● **WHAT TO PRODUCE**
In the material below, list every line carrying the string "home".

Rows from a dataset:
☆ ☆ ☆

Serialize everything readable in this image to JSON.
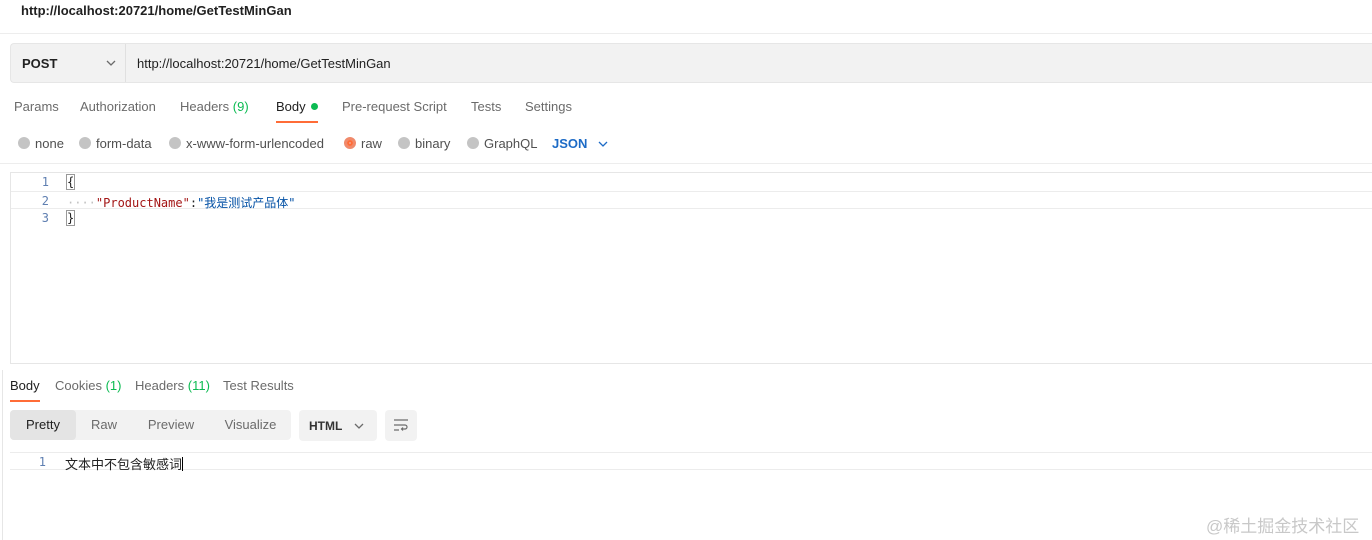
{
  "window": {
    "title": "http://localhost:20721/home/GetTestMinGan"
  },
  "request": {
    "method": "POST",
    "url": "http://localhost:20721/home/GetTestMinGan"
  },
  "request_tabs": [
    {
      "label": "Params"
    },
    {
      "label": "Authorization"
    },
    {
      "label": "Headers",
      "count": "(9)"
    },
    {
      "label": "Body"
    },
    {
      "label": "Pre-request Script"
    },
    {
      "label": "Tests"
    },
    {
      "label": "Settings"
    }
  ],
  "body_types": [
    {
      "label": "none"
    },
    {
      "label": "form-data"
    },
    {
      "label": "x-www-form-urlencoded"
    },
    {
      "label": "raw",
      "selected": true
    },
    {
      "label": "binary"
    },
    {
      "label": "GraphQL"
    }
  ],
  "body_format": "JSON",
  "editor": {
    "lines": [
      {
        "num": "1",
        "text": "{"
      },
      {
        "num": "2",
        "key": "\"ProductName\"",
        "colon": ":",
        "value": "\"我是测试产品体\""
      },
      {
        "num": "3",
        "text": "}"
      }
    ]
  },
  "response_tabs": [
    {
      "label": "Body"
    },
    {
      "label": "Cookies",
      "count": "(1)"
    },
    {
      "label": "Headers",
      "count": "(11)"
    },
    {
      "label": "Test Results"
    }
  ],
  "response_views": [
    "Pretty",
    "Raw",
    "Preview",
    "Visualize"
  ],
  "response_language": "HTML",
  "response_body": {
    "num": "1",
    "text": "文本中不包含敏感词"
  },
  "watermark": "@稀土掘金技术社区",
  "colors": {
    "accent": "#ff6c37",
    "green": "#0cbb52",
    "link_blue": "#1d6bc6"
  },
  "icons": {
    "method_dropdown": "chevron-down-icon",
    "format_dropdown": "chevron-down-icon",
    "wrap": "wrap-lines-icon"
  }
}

☆ ☆ ☆

● **EXERCISE ANSWER**
    "title": "http://localhost:20721/home/GetTestMinGan"
    "url": "http://localhost:20721/home/GetTestMinGan"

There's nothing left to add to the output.